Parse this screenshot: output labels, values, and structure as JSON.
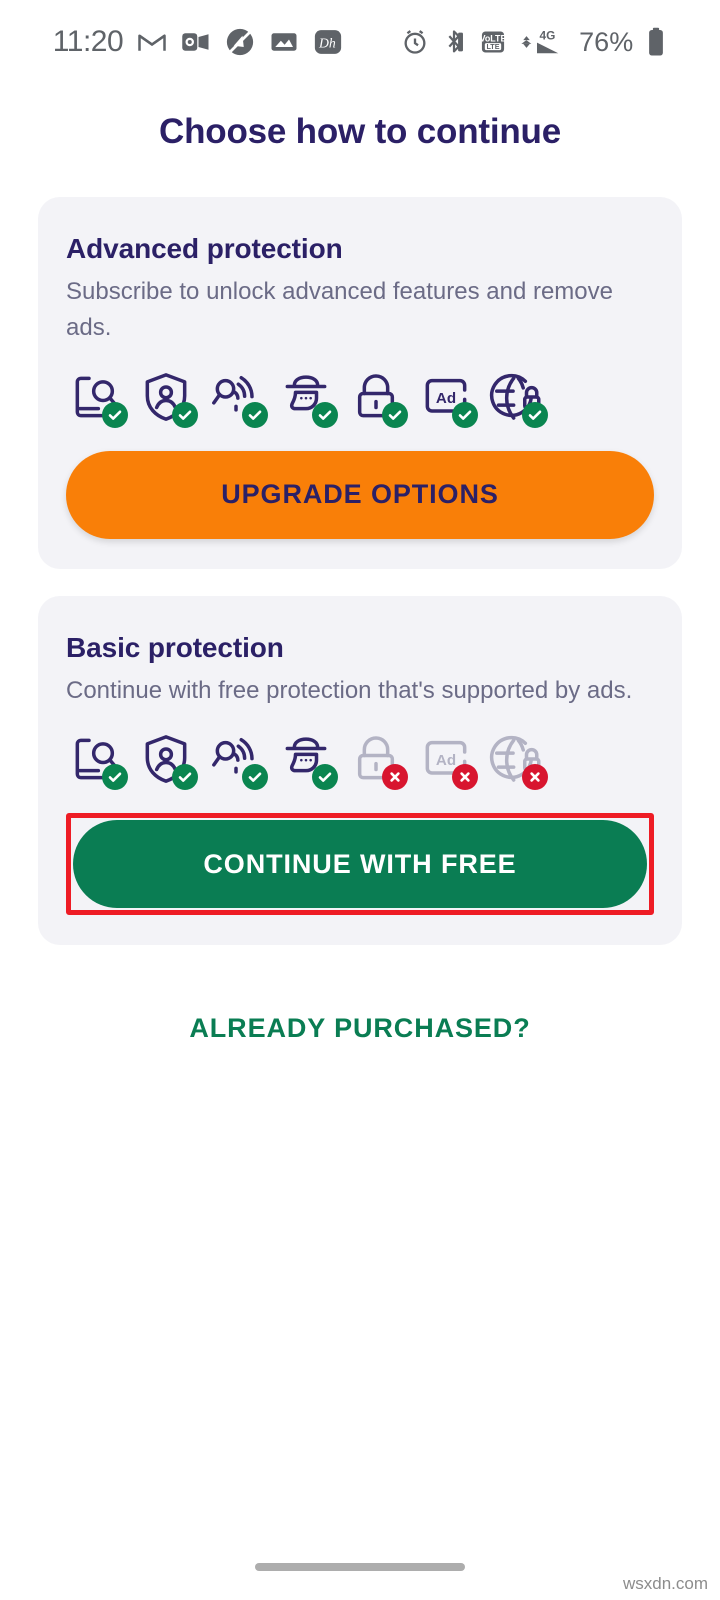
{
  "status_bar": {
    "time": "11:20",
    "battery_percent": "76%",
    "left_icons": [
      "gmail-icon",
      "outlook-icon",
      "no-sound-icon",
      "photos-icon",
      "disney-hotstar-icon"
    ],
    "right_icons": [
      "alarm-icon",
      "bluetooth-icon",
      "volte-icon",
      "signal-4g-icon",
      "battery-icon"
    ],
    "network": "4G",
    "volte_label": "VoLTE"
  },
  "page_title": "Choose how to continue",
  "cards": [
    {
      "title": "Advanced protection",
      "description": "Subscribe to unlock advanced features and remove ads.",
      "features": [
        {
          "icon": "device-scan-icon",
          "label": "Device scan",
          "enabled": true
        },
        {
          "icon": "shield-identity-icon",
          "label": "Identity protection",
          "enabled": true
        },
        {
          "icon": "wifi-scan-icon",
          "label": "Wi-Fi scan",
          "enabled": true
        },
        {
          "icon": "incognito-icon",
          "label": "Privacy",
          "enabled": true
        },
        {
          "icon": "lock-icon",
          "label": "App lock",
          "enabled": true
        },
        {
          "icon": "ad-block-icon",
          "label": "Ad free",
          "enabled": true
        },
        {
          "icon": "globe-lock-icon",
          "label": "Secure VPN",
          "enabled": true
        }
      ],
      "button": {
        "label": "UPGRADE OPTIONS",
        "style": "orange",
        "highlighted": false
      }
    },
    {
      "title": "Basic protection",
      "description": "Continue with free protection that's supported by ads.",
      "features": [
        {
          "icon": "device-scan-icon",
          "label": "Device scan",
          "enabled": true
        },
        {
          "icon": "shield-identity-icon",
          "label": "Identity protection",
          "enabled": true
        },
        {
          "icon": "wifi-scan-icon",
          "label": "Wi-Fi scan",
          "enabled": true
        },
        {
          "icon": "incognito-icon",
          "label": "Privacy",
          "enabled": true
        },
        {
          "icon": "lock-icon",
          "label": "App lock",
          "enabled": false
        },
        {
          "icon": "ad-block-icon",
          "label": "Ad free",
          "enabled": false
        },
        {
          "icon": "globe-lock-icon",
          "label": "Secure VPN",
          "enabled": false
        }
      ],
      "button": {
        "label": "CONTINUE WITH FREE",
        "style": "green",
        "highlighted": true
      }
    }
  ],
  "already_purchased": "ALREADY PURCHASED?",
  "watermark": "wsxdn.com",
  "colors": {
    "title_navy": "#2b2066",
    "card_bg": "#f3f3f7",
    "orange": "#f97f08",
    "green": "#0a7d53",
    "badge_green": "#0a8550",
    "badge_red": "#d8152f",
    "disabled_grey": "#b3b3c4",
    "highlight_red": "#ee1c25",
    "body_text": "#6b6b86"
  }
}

____________________

Exercise: Gather all lines from the records above in which "description" appears.

Result of this task:
      "description": "Subscribe to unlock advanced features and remove ads.",
      "description": "Continue with free protection that's supported by ads.",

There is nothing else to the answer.